■ Stated exercise
Please give the listing again in its entirety, exactly as written.

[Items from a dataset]

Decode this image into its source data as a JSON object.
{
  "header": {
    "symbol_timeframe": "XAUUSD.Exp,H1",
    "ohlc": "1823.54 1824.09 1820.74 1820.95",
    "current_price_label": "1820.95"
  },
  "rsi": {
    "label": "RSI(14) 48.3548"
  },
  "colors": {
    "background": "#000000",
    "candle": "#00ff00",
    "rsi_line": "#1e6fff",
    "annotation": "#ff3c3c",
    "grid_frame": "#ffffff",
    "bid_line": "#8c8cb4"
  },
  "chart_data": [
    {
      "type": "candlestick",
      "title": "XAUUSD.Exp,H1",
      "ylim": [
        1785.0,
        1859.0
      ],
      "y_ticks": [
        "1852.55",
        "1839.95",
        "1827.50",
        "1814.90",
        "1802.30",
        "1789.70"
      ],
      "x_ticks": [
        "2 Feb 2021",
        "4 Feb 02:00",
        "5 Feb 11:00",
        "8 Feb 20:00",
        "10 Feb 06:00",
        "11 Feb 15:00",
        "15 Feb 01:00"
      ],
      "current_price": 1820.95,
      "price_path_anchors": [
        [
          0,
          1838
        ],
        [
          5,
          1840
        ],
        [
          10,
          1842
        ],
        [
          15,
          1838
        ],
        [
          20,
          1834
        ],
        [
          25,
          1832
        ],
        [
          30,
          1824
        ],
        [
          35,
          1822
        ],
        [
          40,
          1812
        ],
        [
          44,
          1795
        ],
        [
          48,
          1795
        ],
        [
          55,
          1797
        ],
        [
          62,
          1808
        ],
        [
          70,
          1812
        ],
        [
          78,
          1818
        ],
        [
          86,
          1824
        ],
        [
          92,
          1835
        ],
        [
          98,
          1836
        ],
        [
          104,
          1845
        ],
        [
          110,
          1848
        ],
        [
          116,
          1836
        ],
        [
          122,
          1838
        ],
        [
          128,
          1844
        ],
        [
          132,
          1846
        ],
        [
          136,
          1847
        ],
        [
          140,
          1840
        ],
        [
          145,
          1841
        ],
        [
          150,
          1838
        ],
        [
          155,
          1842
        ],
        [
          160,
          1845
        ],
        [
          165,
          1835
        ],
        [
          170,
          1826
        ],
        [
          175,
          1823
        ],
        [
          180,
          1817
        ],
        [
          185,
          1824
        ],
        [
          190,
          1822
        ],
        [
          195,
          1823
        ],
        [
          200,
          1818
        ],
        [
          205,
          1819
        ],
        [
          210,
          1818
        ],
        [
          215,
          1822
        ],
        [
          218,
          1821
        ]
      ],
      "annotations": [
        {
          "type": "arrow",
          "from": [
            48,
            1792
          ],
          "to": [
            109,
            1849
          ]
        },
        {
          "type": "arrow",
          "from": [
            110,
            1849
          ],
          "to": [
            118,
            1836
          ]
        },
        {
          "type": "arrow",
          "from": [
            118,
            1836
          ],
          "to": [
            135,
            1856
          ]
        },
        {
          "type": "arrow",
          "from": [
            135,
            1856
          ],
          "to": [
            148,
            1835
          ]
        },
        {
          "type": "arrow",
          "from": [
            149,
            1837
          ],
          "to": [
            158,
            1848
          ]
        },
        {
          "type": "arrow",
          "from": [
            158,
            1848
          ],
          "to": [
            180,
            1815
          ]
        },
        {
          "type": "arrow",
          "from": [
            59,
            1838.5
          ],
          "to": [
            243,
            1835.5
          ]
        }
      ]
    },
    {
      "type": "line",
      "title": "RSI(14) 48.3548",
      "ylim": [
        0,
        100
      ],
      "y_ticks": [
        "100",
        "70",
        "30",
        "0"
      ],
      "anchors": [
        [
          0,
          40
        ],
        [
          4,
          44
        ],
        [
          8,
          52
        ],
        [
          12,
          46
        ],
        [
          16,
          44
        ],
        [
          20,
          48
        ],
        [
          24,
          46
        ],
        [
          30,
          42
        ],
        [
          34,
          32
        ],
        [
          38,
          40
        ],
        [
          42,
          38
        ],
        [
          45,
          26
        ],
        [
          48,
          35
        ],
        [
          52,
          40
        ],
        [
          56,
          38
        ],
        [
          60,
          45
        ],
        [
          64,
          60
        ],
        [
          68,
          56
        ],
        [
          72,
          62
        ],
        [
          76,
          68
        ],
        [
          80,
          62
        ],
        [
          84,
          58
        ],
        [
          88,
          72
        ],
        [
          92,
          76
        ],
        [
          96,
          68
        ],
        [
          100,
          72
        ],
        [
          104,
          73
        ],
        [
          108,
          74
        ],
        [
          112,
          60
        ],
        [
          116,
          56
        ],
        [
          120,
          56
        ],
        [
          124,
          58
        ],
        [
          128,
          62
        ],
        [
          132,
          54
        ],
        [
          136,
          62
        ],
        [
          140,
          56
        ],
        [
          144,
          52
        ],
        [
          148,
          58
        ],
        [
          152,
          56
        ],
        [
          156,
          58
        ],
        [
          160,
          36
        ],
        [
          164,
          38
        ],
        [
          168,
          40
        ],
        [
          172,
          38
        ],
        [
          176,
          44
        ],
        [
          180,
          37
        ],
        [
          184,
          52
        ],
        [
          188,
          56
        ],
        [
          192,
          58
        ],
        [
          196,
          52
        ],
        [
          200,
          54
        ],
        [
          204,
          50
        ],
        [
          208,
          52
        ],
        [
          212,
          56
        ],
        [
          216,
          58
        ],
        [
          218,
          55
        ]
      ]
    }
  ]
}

■ Written response
Decode this image into its source data as a JSON object.
{
  "header": {
    "symbol_timeframe": "XAUUSD.Exp,H1",
    "ohlc": "1823.54 1824.09 1820.74 1820.95",
    "current_price_label": "1820.95"
  },
  "rsi": {
    "label": "RSI(14) 48.3548"
  },
  "colors": {
    "background": "#000000",
    "candle": "#00ff00",
    "rsi_line": "#1e6fff",
    "annotation": "#ff3c3c",
    "grid_frame": "#ffffff",
    "bid_line": "#8c8cb4"
  },
  "chart_data": [
    {
      "type": "candlestick",
      "title": "XAUUSD.Exp,H1",
      "ylim": [
        1785.0,
        1859.0
      ],
      "y_ticks": [
        "1852.55",
        "1839.95",
        "1827.50",
        "1814.90",
        "1802.30",
        "1789.70"
      ],
      "x_ticks": [
        "2 Feb 2021",
        "4 Feb 02:00",
        "5 Feb 11:00",
        "8 Feb 20:00",
        "10 Feb 06:00",
        "11 Feb 15:00",
        "15 Feb 01:00"
      ],
      "current_price": 1820.95,
      "price_path_anchors": [
        [
          0,
          1838
        ],
        [
          5,
          1840
        ],
        [
          10,
          1842
        ],
        [
          15,
          1838
        ],
        [
          20,
          1834
        ],
        [
          25,
          1832
        ],
        [
          30,
          1824
        ],
        [
          35,
          1822
        ],
        [
          40,
          1812
        ],
        [
          44,
          1795
        ],
        [
          48,
          1795
        ],
        [
          55,
          1797
        ],
        [
          62,
          1808
        ],
        [
          70,
          1812
        ],
        [
          78,
          1818
        ],
        [
          86,
          1824
        ],
        [
          92,
          1835
        ],
        [
          98,
          1836
        ],
        [
          104,
          1845
        ],
        [
          110,
          1848
        ],
        [
          116,
          1836
        ],
        [
          122,
          1838
        ],
        [
          128,
          1844
        ],
        [
          132,
          1846
        ],
        [
          136,
          1847
        ],
        [
          140,
          1840
        ],
        [
          145,
          1841
        ],
        [
          150,
          1838
        ],
        [
          155,
          1842
        ],
        [
          160,
          1845
        ],
        [
          165,
          1835
        ],
        [
          170,
          1826
        ],
        [
          175,
          1823
        ],
        [
          180,
          1817
        ],
        [
          185,
          1824
        ],
        [
          190,
          1822
        ],
        [
          195,
          1823
        ],
        [
          200,
          1818
        ],
        [
          205,
          1819
        ],
        [
          210,
          1818
        ],
        [
          215,
          1822
        ],
        [
          218,
          1821
        ]
      ],
      "annotations": [
        {
          "type": "arrow",
          "from": [
            48,
            1792
          ],
          "to": [
            109,
            1849
          ]
        },
        {
          "type": "arrow",
          "from": [
            110,
            1849
          ],
          "to": [
            118,
            1836
          ]
        },
        {
          "type": "arrow",
          "from": [
            118,
            1836
          ],
          "to": [
            135,
            1856
          ]
        },
        {
          "type": "arrow",
          "from": [
            135,
            1856
          ],
          "to": [
            148,
            1835
          ]
        },
        {
          "type": "arrow",
          "from": [
            149,
            1837
          ],
          "to": [
            158,
            1848
          ]
        },
        {
          "type": "arrow",
          "from": [
            158,
            1848
          ],
          "to": [
            180,
            1815
          ]
        },
        {
          "type": "arrow",
          "from": [
            59,
            1838.5
          ],
          "to": [
            243,
            1835.5
          ]
        }
      ]
    },
    {
      "type": "line",
      "title": "RSI(14) 48.3548",
      "ylim": [
        0,
        100
      ],
      "y_ticks": [
        "100",
        "70",
        "30",
        "0"
      ],
      "anchors": [
        [
          0,
          40
        ],
        [
          4,
          44
        ],
        [
          8,
          52
        ],
        [
          12,
          46
        ],
        [
          16,
          44
        ],
        [
          20,
          48
        ],
        [
          24,
          46
        ],
        [
          30,
          42
        ],
        [
          34,
          32
        ],
        [
          38,
          40
        ],
        [
          42,
          38
        ],
        [
          45,
          26
        ],
        [
          48,
          35
        ],
        [
          52,
          40
        ],
        [
          56,
          38
        ],
        [
          60,
          45
        ],
        [
          64,
          60
        ],
        [
          68,
          56
        ],
        [
          72,
          62
        ],
        [
          76,
          68
        ],
        [
          80,
          62
        ],
        [
          84,
          58
        ],
        [
          88,
          72
        ],
        [
          92,
          76
        ],
        [
          96,
          68
        ],
        [
          100,
          72
        ],
        [
          104,
          73
        ],
        [
          108,
          74
        ],
        [
          112,
          60
        ],
        [
          116,
          56
        ],
        [
          120,
          56
        ],
        [
          124,
          58
        ],
        [
          128,
          62
        ],
        [
          132,
          54
        ],
        [
          136,
          62
        ],
        [
          140,
          56
        ],
        [
          144,
          52
        ],
        [
          148,
          58
        ],
        [
          152,
          56
        ],
        [
          156,
          58
        ],
        [
          160,
          36
        ],
        [
          164,
          38
        ],
        [
          168,
          40
        ],
        [
          172,
          38
        ],
        [
          176,
          44
        ],
        [
          180,
          37
        ],
        [
          184,
          52
        ],
        [
          188,
          56
        ],
        [
          192,
          58
        ],
        [
          196,
          52
        ],
        [
          200,
          54
        ],
        [
          204,
          50
        ],
        [
          208,
          52
        ],
        [
          212,
          56
        ],
        [
          216,
          58
        ],
        [
          218,
          55
        ]
      ]
    }
  ]
}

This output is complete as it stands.